Set task: Copy out the entries in full and with complete accuracy; pictures are excluded.
#### Provided records
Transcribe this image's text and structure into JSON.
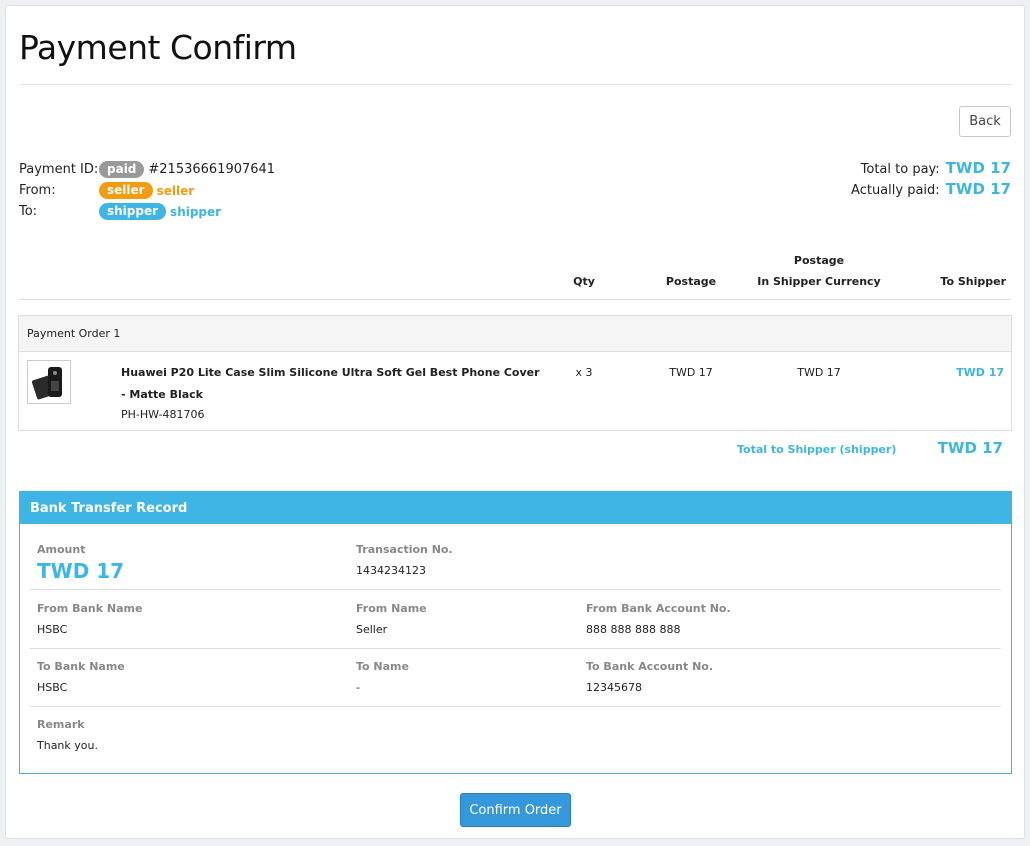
{
  "page": {
    "title": "Payment Confirm",
    "back_label": "Back"
  },
  "payment": {
    "id_label": "Payment ID:",
    "status_badge": "paid",
    "id_value": "#21536661907641",
    "from_label": "From:",
    "from_badge": "seller",
    "from_name": "seller",
    "to_label": "To:",
    "to_badge": "shipper",
    "to_name": "shipper"
  },
  "totals": {
    "total_label": "Total to pay:",
    "total_value": "TWD 17",
    "paid_label": "Actually paid:",
    "paid_value": "TWD 17"
  },
  "table": {
    "headers": {
      "qty": "Qty",
      "postage": "Postage",
      "postage_line1": "Postage",
      "postage_line2": "In Shipper Currency",
      "to_shipper": "To Shipper"
    }
  },
  "order": {
    "title": "Payment Order 1",
    "item": {
      "name": "Huawei P20 Lite Case Slim Silicone Ultra Soft Gel Best Phone Cover - Matte Black",
      "sku": "PH-HW-481706",
      "qty": "x 3",
      "postage": "TWD 17",
      "postage_shipper": "TWD 17",
      "to_shipper": "TWD 17"
    },
    "shipper_total_label": "Total to Shipper (shipper)",
    "shipper_total_value": "TWD 17"
  },
  "bank": {
    "title": "Bank Transfer Record",
    "amount_label": "Amount",
    "amount_value": "TWD 17",
    "txn_label": "Transaction No.",
    "txn_value": "1434234123",
    "from_bank_label": "From Bank Name",
    "from_bank_value": "HSBC",
    "from_name_label": "From Name",
    "from_name_value": "Seller",
    "from_acct_label": "From Bank Account No.",
    "from_acct_value": "888 888 888 888",
    "to_bank_label": "To Bank Name",
    "to_bank_value": "HSBC",
    "to_name_label": "To Name",
    "to_name_value": "-",
    "to_acct_label": "To Bank Account No.",
    "to_acct_value": "12345678",
    "remark_label": "Remark",
    "remark_value": "Thank you."
  },
  "actions": {
    "confirm_label": "Confirm Order"
  },
  "colors": {
    "accent": "#3fb5e6",
    "seller_badge": "#f39c12",
    "status_badge": "#999999",
    "confirm_button": "#3498db"
  }
}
########
Solution to this task:
Transcribe this image's text and structure into JSON.
{
  "page": {
    "title": "Payment Confirm",
    "back_label": "Back"
  },
  "payment": {
    "id_label": "Payment ID:",
    "status_badge": "paid",
    "id_value": "#21536661907641",
    "from_label": "From:",
    "from_badge": "seller",
    "from_name": "seller",
    "to_label": "To:",
    "to_badge": "shipper",
    "to_name": "shipper"
  },
  "totals": {
    "total_label": "Total to pay:",
    "total_value": "TWD 17",
    "paid_label": "Actually paid:",
    "paid_value": "TWD 17"
  },
  "table": {
    "headers": {
      "qty": "Qty",
      "postage": "Postage",
      "postage_line1": "Postage",
      "postage_line2": "In Shipper Currency",
      "to_shipper": "To Shipper"
    }
  },
  "order": {
    "title": "Payment Order 1",
    "item": {
      "name": "Huawei P20 Lite Case Slim Silicone Ultra Soft Gel Best Phone Cover - Matte Black",
      "sku": "PH-HW-481706",
      "qty": "x 3",
      "postage": "TWD 17",
      "postage_shipper": "TWD 17",
      "to_shipper": "TWD 17"
    },
    "shipper_total_label": "Total to Shipper (shipper)",
    "shipper_total_value": "TWD 17"
  },
  "bank": {
    "title": "Bank Transfer Record",
    "amount_label": "Amount",
    "amount_value": "TWD 17",
    "txn_label": "Transaction No.",
    "txn_value": "1434234123",
    "from_bank_label": "From Bank Name",
    "from_bank_value": "HSBC",
    "from_name_label": "From Name",
    "from_name_value": "Seller",
    "from_acct_label": "From Bank Account No.",
    "from_acct_value": "888 888 888 888",
    "to_bank_label": "To Bank Name",
    "to_bank_value": "HSBC",
    "to_name_label": "To Name",
    "to_name_value": "-",
    "to_acct_label": "To Bank Account No.",
    "to_acct_value": "12345678",
    "remark_label": "Remark",
    "remark_value": "Thank you."
  },
  "actions": {
    "confirm_label": "Confirm Order"
  },
  "colors": {
    "accent": "#3fb5e6",
    "seller_badge": "#f39c12",
    "status_badge": "#999999",
    "confirm_button": "#3498db"
  }
}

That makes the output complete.